Take the entries below and reproduce them word for word.

━━ INPUT FOR THIS TASK ━━

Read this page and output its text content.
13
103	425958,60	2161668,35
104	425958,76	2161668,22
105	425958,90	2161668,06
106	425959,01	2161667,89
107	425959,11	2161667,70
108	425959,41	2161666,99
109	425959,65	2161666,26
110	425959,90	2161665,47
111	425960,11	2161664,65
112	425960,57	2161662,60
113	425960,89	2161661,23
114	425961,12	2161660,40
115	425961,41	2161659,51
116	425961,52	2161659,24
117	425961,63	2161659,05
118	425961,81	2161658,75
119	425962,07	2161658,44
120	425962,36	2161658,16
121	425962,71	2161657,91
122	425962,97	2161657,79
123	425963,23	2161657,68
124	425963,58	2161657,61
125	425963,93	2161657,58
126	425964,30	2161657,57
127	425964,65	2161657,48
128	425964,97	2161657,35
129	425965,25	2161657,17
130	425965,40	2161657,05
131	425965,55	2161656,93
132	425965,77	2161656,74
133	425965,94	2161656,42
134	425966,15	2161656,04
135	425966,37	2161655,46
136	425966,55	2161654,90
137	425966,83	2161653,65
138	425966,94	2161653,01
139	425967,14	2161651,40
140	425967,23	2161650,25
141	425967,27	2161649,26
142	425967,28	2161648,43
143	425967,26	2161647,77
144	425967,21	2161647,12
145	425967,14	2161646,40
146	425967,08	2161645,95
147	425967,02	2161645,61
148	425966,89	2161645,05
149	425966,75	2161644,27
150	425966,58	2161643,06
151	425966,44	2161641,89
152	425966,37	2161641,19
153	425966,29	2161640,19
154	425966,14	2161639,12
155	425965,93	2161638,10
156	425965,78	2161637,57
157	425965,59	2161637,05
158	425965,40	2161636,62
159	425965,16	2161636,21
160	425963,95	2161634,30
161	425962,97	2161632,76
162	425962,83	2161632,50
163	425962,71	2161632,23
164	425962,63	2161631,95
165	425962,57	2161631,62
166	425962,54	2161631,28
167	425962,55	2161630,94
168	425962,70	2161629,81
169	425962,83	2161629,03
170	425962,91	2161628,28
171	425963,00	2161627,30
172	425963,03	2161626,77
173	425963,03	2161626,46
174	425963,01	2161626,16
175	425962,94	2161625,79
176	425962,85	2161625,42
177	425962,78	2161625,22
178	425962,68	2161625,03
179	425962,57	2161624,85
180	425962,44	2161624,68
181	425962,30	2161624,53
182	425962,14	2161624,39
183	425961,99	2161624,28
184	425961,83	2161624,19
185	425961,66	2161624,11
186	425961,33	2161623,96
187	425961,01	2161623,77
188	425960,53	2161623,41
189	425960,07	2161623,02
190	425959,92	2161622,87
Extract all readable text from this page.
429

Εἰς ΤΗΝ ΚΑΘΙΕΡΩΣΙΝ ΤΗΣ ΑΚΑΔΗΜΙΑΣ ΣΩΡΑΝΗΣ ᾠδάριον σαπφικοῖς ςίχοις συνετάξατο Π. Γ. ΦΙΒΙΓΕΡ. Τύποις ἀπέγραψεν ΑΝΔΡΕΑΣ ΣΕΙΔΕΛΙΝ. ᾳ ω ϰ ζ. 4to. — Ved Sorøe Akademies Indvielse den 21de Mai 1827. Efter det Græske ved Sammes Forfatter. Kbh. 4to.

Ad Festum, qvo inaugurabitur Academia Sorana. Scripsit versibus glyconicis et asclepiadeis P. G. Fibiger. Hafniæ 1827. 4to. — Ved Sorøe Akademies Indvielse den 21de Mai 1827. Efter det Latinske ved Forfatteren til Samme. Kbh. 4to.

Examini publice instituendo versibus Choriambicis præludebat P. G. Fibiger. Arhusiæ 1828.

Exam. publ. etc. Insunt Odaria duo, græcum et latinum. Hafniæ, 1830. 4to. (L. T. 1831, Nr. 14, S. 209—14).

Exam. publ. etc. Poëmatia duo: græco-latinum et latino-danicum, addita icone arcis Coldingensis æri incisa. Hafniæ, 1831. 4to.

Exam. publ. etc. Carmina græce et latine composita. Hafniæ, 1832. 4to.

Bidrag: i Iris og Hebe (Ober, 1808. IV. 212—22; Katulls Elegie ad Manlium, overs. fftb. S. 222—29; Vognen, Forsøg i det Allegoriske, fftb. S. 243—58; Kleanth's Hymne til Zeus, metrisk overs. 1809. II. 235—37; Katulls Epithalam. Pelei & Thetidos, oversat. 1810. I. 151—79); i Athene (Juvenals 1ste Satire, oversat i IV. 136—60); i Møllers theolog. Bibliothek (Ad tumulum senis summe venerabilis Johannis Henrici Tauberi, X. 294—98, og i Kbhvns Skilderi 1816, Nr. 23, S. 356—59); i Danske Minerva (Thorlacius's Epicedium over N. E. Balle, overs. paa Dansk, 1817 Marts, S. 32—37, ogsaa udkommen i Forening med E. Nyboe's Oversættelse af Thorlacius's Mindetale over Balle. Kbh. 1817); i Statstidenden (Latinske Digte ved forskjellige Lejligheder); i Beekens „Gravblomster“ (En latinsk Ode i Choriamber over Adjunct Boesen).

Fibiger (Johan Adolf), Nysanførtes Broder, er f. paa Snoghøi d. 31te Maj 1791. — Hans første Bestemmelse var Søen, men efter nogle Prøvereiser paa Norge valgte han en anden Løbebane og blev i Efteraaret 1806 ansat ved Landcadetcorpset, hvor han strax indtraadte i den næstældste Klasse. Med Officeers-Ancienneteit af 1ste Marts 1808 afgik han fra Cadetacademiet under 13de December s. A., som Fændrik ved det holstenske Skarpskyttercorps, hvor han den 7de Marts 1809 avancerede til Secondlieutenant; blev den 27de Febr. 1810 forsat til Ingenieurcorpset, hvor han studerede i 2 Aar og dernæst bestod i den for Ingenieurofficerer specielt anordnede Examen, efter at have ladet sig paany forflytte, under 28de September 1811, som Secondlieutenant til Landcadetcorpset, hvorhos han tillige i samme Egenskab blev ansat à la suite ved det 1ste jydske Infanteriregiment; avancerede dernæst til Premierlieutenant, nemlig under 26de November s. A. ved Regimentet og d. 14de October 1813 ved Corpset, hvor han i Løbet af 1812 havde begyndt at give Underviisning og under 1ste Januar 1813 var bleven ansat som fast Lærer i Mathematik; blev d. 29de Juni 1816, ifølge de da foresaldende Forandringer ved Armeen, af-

━━━

**WRITTEN ANSWER:**
Read this page and output its text content.
13
103	425958,60	2161668,35
104	425958,76	2161668,22
105	425958,90	2161668,06
106	425959,01	2161667,89
107	425959,11	2161667,70
108	425959,41	2161666,99
109	425959,65	2161666,26
110	425959,90	2161665,47
111	425960,11	2161664,65
112	425960,57	2161662,60
113	425960,89	2161661,23
114	425961,12	2161660,40
115	425961,41	2161659,51
116	425961,52	2161659,24
117	425961,63	2161659,05
118	425961,81	2161658,75
119	425962,07	2161658,44
120	425962,36	2161658,16
121	425962,71	2161657,91
122	425962,97	2161657,79
123	425963,23	2161657,68
124	425963,58	2161657,61
125	425963,93	2161657,58
126	425964,30	2161657,57
127	425964,65	2161657,48
128	425964,97	2161657,35
129	425965,25	2161657,17
130	425965,40	2161657,05
131	425965,55	2161656,93
132	425965,77	2161656,74
133	425965,94	2161656,42
134	425966,15	2161656,04
135	425966,37	2161655,46
136	425966,55	2161654,90
137	425966,83	2161653,65
138	425966,94	2161653,01
139	425967,14	2161651,40
140	425967,23	2161650,25
141	425967,27	2161649,26
142	425967,28	2161648,43
143	425967,26	2161647,77
144	425967,21	2161647,12
145	425967,14	2161646,40
146	425967,08	2161645,95
147	425967,02	2161645,61
148	425966,89	2161645,05
149	425966,75	2161644,27
150	425966,58	2161643,06
151	425966,44	2161641,89
152	425966,37	2161641,19
153	425966,29	2161640,19
154	425966,14	2161639,12
155	425965,93	2161638,10
156	425965,78	2161637,57
157	425965,59	2161637,05
158	425965,40	2161636,62
159	425965,16	2161636,21
160	425963,95	2161634,30
161	425962,97	2161632,76
162	425962,83	2161632,50
163	425962,71	2161632,23
164	425962,63	2161631,95
165	425962,57	2161631,62
166	425962,54	2161631,28
167	425962,55	2161630,94
168	425962,70	2161629,81
169	425962,83	2161629,03
170	425962,91	2161628,28
171	425963,00	2161627,30
172	425963,03	2161626,77
173	425963,03	2161626,46
174	425963,01	2161626,16
175	425962,94	2161625,79
176	425962,85	2161625,42
177	425962,78	2161625,22
178	425962,68	2161625,03
179	425962,57	2161624,85
180	425962,44	2161624,68
181	425962,30	2161624,53
182	425962,14	2161624,39
183	425961,99	2161624,28
184	425961,83	2161624,19
185	425961,66	2161624,11
186	425961,33	2161623,96
187	425961,01	2161623,77
188	425960,53	2161623,41
189	425960,07	2161623,02
190	425959,92	2161622,87
Extract all readable text from this page.
429

Εἰς ΤΗΝ ΚΑΘΙΕΡΩΣΙΝ ΤΗΣ ΑΚΑΔΗΜΙΑΣ ΣΩΡΑΝΗΣ ᾠδάριον σαπφικοῖς ςίχοις συνετάξατο Π. Γ. ΦΙΒΙΓΕΡ. Τύποις ἀπέγραψεν ΑΝΔΡΕΑΣ ΣΕΙΔΕΛΙΝ. ᾳ ω ϰ ζ. 4to. — Ved Sorøe Akademies Indvielse den 21de Mai 1827. Efter det Græske ved Sammes Forfatter. Kbh. 4to.

Ad Festum, qvo inaugurabitur Academia Sorana. Scripsit versibus glyconicis et asclepiadeis P. G. Fibiger. Hafniæ 1827. 4to. — Ved Sorøe Akademies Indvielse den 21de Mai 1827. Efter det Latinske ved Forfatteren til Samme. Kbh. 4to.

Examini publice instituendo versibus Choriambicis præludebat P. G. Fibiger. Arhusiæ 1828.

Exam. publ. etc. Insunt Odaria duo, græcum et latinum. Hafniæ, 1830. 4to. (L. T. 1831, Nr. 14, S. 209—14).

Exam. publ. etc. Poëmatia duo: græco-latinum et latino-danicum, addita icone arcis Coldingensis æri incisa. Hafniæ, 1831. 4to.

Exam. publ. etc. Carmina græce et latine composita. Hafniæ, 1832. 4to.

Bidrag: i Iris og Hebe (Ober, 1808. IV. 212—22; Katulls Elegie ad Manlium, overs. fftb. S. 222—29; Vognen, Forsøg i det Allegoriske, fftb. S. 243—58; Kleanth's Hymne til Zeus, metrisk overs. 1809. II. 235—37; Katulls Epithalam. Pelei & Thetidos, oversat. 1810. I. 151—79); i Athene (Juvenals 1ste Satire, oversat i IV. 136—60); i Møllers theolog. Bibliothek (Ad tumulum senis summe venerabilis Johannis Henrici Tauberi, X. 294—98, og i Kbhvns Skilderi 1816, Nr. 23, S. 356—59); i Danske Minerva (Thorlacius's Epicedium over N. E. Balle, overs. paa Dansk, 1817 Marts, S. 32—37, ogsaa udkommen i Forening med E. Nyboe's Oversættelse af Thorlacius's Mindetale over Balle. Kbh. 1817); i Statstidenden (Latinske Digte ved forskjellige Lejligheder); i Beekens „Gravblomster“ (En latinsk Ode i Choriamber over Adjunct Boesen).

Fibiger (Johan Adolf), Nysanførtes Broder, er f. paa Snoghøi d. 31te Maj 1791. — Hans første Bestemmelse var Søen, men efter nogle Prøvereiser paa Norge valgte han en anden Løbebane og blev i Efteraaret 1806 ansat ved Landcadetcorpset, hvor han strax indtraadte i den næstældste Klasse. Med Officeers-Ancienneteit af 1ste Marts 1808 afgik han fra Cadetacademiet under 13de December s. A., som Fændrik ved det holstenske Skarpskyttercorps, hvor han den 7de Marts 1809 avancerede til Secondlieutenant; blev den 27de Febr. 1810 forsat til Ingenieurcorpset, hvor han studerede i 2 Aar og dernæst bestod i den for Ingenieurofficerer specielt anordnede Examen, efter at have ladet sig paany forflytte, under 28de September 1811, som Secondlieutenant til Landcadetcorpset, hvorhos han tillige i samme Egenskab blev ansat à la suite ved det 1ste jydske Infanteriregiment; avancerede dernæst til Premierlieutenant, nemlig under 26de November s. A. ved Regimentet og d. 14de October 1813 ved Corpset, hvor han i Løbet af 1812 havde begyndt at give Underviisning og under 1ste Januar 1813 var bleven ansat som fast Lærer i Mathematik; blev d. 29de Juni 1816, ifølge de da foresaldende Forandringer ved Armeen, af-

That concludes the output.